Do any lines in the data below contain "this"? If so, copy every one of them.

Figure collection entries
____
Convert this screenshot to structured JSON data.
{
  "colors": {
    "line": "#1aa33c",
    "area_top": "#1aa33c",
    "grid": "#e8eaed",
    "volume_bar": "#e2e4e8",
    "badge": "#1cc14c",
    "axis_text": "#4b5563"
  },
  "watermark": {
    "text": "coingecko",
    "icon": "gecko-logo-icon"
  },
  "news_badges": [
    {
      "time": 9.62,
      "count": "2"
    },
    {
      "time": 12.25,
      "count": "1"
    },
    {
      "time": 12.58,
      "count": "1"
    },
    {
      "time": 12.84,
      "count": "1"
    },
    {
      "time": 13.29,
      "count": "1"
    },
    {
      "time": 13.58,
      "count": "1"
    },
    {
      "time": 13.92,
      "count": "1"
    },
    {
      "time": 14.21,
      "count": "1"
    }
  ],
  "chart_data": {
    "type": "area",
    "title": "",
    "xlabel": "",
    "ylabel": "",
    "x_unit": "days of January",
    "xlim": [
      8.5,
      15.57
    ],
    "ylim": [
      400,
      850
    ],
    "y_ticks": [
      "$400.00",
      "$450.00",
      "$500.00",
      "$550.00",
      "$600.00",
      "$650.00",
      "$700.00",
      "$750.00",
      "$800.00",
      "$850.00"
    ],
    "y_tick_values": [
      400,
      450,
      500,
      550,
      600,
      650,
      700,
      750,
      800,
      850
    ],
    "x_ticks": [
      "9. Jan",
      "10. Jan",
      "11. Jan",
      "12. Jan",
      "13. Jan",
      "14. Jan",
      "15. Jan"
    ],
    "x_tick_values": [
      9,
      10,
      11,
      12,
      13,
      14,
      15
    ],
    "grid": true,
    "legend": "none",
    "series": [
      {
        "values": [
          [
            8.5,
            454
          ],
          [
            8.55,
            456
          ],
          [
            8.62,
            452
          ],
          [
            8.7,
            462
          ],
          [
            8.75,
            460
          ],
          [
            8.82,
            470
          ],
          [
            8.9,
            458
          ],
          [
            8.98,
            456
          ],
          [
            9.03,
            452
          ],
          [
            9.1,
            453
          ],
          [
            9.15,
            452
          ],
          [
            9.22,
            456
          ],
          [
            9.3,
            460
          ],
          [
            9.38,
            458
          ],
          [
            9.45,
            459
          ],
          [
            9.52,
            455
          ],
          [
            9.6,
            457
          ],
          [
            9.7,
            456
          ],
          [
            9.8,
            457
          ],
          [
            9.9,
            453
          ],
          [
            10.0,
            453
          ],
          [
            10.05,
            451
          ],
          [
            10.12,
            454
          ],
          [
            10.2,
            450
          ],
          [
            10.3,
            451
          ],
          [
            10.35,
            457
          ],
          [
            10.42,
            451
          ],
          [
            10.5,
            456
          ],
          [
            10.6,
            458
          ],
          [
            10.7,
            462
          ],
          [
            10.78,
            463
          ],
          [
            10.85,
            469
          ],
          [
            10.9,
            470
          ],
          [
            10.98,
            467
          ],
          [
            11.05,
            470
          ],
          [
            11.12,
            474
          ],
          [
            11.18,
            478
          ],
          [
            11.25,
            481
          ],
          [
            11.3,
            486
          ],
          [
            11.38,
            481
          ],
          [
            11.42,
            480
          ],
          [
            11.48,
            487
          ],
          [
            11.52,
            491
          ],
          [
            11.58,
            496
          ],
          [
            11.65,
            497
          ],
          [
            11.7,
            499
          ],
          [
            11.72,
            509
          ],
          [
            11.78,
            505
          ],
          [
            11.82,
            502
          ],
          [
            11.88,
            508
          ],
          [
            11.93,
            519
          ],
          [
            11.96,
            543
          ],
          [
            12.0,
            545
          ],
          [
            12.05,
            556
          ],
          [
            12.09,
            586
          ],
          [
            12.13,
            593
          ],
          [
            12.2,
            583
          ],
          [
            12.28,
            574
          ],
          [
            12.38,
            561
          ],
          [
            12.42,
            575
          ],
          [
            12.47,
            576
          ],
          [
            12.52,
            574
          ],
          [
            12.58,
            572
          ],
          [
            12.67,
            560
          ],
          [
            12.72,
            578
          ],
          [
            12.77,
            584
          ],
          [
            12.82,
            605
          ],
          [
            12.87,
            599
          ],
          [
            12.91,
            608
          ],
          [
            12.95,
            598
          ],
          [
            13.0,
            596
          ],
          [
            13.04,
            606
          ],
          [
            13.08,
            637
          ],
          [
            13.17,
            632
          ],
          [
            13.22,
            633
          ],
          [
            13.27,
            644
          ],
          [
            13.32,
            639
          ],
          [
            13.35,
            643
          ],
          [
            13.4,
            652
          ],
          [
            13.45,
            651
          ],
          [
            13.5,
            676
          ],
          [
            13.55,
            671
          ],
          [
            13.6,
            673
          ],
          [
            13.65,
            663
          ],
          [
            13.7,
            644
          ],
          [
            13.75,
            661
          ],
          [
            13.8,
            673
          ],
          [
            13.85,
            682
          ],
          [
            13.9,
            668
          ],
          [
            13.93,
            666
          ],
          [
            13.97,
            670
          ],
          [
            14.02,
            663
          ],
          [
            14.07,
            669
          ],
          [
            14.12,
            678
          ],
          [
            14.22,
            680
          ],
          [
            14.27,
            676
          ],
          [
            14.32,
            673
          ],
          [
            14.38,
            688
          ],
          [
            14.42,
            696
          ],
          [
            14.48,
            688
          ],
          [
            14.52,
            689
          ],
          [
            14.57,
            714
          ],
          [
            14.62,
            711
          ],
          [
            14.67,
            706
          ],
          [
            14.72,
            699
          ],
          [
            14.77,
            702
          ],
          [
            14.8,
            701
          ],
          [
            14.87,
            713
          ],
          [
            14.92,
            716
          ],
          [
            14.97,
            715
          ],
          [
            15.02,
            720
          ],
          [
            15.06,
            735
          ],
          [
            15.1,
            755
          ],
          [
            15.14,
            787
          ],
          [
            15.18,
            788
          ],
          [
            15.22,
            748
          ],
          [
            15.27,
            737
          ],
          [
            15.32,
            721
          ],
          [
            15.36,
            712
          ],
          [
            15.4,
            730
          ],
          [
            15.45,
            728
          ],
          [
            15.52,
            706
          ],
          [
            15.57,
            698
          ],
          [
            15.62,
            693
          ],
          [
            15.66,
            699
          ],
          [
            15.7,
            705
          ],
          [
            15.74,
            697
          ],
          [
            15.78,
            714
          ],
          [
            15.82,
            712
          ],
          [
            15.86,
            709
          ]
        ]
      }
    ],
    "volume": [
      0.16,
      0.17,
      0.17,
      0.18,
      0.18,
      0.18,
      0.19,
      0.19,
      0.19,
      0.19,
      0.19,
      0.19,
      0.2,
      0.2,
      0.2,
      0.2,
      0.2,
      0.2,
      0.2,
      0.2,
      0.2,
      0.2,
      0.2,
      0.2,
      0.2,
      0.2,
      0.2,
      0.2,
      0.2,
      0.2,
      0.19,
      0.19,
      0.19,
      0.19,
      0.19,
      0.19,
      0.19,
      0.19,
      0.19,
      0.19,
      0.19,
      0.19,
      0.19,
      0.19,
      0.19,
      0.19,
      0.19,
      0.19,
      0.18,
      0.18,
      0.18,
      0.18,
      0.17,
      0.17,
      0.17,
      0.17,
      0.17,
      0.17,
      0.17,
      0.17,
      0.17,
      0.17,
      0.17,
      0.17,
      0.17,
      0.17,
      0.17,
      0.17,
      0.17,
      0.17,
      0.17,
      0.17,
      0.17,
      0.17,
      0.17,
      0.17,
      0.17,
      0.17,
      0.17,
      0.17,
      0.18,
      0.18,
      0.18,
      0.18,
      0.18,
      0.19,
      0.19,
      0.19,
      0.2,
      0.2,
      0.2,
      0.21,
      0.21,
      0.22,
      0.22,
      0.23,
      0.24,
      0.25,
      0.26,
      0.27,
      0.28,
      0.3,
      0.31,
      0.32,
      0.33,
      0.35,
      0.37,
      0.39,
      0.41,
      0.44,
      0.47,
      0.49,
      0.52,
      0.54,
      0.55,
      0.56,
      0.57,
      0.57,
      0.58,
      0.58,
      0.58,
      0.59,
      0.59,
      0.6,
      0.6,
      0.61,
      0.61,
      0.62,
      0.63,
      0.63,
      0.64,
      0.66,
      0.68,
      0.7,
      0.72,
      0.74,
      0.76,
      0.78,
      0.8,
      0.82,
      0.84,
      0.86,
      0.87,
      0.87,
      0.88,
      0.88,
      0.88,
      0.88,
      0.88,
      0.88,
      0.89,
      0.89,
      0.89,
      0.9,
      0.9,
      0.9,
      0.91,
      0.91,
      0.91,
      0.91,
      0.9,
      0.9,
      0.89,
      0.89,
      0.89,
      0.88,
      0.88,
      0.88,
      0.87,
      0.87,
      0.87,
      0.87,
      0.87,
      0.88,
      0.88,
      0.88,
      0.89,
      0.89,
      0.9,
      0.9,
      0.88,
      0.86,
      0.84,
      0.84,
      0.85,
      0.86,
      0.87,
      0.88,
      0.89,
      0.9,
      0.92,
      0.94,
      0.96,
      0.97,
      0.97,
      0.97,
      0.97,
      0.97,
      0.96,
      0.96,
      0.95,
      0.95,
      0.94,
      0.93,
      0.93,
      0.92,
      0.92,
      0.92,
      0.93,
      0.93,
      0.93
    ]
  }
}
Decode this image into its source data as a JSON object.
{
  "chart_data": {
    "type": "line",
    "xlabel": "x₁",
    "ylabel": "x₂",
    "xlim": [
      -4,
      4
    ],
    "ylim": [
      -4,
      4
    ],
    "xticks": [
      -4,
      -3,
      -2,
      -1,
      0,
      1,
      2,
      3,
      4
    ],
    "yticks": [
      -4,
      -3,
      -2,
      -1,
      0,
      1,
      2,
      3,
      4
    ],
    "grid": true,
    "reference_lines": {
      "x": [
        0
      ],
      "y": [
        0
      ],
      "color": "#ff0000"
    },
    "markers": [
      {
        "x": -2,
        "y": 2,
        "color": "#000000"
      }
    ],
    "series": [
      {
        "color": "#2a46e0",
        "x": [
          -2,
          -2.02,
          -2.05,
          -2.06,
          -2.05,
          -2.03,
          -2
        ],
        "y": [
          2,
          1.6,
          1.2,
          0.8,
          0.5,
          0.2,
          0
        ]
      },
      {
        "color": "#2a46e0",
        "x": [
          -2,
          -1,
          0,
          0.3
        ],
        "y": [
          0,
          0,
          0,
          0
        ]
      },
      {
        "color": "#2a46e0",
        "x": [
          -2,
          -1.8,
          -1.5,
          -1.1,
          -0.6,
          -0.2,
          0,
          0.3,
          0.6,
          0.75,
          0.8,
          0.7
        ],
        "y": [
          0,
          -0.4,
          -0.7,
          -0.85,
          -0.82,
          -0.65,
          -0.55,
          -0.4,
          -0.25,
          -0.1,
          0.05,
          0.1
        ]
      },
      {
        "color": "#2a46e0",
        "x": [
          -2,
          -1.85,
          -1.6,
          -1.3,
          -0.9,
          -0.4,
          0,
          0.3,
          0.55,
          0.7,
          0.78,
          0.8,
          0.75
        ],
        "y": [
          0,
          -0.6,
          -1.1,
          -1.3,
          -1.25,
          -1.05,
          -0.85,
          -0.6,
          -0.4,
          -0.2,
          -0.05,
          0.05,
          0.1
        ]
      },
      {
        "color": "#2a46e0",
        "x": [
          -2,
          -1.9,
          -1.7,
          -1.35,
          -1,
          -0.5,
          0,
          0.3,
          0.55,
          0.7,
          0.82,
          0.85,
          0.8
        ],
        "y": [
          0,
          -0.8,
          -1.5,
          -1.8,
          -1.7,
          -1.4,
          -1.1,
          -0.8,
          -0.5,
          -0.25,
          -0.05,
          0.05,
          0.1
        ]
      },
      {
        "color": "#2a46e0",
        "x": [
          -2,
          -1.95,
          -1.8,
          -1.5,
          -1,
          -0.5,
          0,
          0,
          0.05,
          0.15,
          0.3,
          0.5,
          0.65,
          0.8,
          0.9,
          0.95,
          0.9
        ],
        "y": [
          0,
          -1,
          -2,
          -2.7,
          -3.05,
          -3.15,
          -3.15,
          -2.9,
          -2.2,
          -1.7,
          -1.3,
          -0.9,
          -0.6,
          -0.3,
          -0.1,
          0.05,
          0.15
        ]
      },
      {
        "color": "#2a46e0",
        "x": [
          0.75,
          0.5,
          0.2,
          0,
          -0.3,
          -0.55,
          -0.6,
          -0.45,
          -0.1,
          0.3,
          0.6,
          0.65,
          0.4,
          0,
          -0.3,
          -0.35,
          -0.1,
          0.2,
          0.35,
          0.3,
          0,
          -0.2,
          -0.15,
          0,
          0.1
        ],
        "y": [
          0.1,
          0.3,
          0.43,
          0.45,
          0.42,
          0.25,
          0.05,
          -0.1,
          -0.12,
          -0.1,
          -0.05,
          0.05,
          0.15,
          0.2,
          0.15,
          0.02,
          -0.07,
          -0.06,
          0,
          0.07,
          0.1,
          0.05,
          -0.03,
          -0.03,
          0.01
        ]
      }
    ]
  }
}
____
Response:
Convert this screenshot to structured JSON data.
Decode this image into its source data as a JSON object.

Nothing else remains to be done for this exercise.